*ENTRIES SUPPLIED:*
[START]

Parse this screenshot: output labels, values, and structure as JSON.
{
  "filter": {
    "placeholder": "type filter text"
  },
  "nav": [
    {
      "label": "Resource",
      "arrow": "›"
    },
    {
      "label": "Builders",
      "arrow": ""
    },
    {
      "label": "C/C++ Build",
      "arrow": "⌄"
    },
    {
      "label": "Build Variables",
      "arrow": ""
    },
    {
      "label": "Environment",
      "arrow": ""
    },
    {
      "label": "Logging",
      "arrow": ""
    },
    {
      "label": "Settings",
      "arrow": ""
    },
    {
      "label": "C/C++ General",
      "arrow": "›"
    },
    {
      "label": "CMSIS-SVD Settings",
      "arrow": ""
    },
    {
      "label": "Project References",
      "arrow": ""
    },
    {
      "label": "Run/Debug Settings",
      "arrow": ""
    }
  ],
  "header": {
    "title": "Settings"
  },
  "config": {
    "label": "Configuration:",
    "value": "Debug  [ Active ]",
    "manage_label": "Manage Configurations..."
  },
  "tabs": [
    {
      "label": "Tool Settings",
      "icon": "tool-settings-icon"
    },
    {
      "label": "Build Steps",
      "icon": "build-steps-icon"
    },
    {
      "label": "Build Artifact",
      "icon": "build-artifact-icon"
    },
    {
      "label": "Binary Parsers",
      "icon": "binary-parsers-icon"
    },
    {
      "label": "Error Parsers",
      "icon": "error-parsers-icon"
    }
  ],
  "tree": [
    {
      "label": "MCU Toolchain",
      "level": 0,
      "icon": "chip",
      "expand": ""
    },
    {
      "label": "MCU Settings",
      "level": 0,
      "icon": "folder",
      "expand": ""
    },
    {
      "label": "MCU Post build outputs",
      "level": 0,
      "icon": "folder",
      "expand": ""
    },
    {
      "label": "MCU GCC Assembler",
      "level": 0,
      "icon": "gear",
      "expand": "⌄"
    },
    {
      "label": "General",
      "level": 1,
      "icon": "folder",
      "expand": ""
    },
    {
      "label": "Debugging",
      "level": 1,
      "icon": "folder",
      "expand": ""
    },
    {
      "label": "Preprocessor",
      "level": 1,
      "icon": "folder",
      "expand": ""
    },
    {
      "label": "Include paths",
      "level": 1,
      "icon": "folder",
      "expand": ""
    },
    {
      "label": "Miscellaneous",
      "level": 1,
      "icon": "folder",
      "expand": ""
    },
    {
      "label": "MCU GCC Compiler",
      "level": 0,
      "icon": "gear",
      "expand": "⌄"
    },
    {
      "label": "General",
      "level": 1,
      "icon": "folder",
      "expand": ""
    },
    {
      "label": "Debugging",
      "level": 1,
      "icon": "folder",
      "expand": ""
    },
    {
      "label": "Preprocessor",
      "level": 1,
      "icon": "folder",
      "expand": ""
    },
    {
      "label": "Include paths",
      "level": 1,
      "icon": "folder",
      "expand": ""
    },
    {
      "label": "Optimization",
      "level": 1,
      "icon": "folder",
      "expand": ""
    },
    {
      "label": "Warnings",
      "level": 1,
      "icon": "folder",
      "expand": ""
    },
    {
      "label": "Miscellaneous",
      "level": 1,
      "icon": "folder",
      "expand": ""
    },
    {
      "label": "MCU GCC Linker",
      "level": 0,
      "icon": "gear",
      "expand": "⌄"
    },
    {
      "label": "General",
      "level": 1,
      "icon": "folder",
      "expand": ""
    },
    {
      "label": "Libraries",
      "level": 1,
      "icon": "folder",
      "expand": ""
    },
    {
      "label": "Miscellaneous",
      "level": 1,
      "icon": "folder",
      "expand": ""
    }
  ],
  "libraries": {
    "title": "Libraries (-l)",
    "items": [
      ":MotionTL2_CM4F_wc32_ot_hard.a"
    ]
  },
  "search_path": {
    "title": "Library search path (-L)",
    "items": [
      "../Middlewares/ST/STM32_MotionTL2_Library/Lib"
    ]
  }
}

[END]

*DIRECTION:* Write the data out again in full and exactly.

*FINISHED ANSWER:*
Parse this screenshot: output labels, values, and structure as JSON.
{
  "filter": {
    "placeholder": "type filter text"
  },
  "nav": [
    {
      "label": "Resource",
      "arrow": "›"
    },
    {
      "label": "Builders",
      "arrow": ""
    },
    {
      "label": "C/C++ Build",
      "arrow": "⌄"
    },
    {
      "label": "Build Variables",
      "arrow": ""
    },
    {
      "label": "Environment",
      "arrow": ""
    },
    {
      "label": "Logging",
      "arrow": ""
    },
    {
      "label": "Settings",
      "arrow": ""
    },
    {
      "label": "C/C++ General",
      "arrow": "›"
    },
    {
      "label": "CMSIS-SVD Settings",
      "arrow": ""
    },
    {
      "label": "Project References",
      "arrow": ""
    },
    {
      "label": "Run/Debug Settings",
      "arrow": ""
    }
  ],
  "header": {
    "title": "Settings"
  },
  "config": {
    "label": "Configuration:",
    "value": "Debug  [ Active ]",
    "manage_label": "Manage Configurations..."
  },
  "tabs": [
    {
      "label": "Tool Settings",
      "icon": "tool-settings-icon"
    },
    {
      "label": "Build Steps",
      "icon": "build-steps-icon"
    },
    {
      "label": "Build Artifact",
      "icon": "build-artifact-icon"
    },
    {
      "label": "Binary Parsers",
      "icon": "binary-parsers-icon"
    },
    {
      "label": "Error Parsers",
      "icon": "error-parsers-icon"
    }
  ],
  "tree": [
    {
      "label": "MCU Toolchain",
      "level": 0,
      "icon": "chip",
      "expand": ""
    },
    {
      "label": "MCU Settings",
      "level": 0,
      "icon": "folder",
      "expand": ""
    },
    {
      "label": "MCU Post build outputs",
      "level": 0,
      "icon": "folder",
      "expand": ""
    },
    {
      "label": "MCU GCC Assembler",
      "level": 0,
      "icon": "gear",
      "expand": "⌄"
    },
    {
      "label": "General",
      "level": 1,
      "icon": "folder",
      "expand": ""
    },
    {
      "label": "Debugging",
      "level": 1,
      "icon": "folder",
      "expand": ""
    },
    {
      "label": "Preprocessor",
      "level": 1,
      "icon": "folder",
      "expand": ""
    },
    {
      "label": "Include paths",
      "level": 1,
      "icon": "folder",
      "expand": ""
    },
    {
      "label": "Miscellaneous",
      "level": 1,
      "icon": "folder",
      "expand": ""
    },
    {
      "label": "MCU GCC Compiler",
      "level": 0,
      "icon": "gear",
      "expand": "⌄"
    },
    {
      "label": "General",
      "level": 1,
      "icon": "folder",
      "expand": ""
    },
    {
      "label": "Debugging",
      "level": 1,
      "icon": "folder",
      "expand": ""
    },
    {
      "label": "Preprocessor",
      "level": 1,
      "icon": "folder",
      "expand": ""
    },
    {
      "label": "Include paths",
      "level": 1,
      "icon": "folder",
      "expand": ""
    },
    {
      "label": "Optimization",
      "level": 1,
      "icon": "folder",
      "expand": ""
    },
    {
      "label": "Warnings",
      "level": 1,
      "icon": "folder",
      "expand": ""
    },
    {
      "label": "Miscellaneous",
      "level": 1,
      "icon": "folder",
      "expand": ""
    },
    {
      "label": "MCU GCC Linker",
      "level": 0,
      "icon": "gear",
      "expand": "⌄"
    },
    {
      "label": "General",
      "level": 1,
      "icon": "folder",
      "expand": ""
    },
    {
      "label": "Libraries",
      "level": 1,
      "icon": "folder",
      "expand": ""
    },
    {
      "label": "Miscellaneous",
      "level": 1,
      "icon": "folder",
      "expand": ""
    }
  ],
  "libraries": {
    "title": "Libraries (-l)",
    "items": [
      ":MotionTL2_CM4F_wc32_ot_hard.a"
    ]
  },
  "search_path": {
    "title": "Library search path (-L)",
    "items": [
      "../Middlewares/ST/STM32_MotionTL2_Library/Lib"
    ]
  }
}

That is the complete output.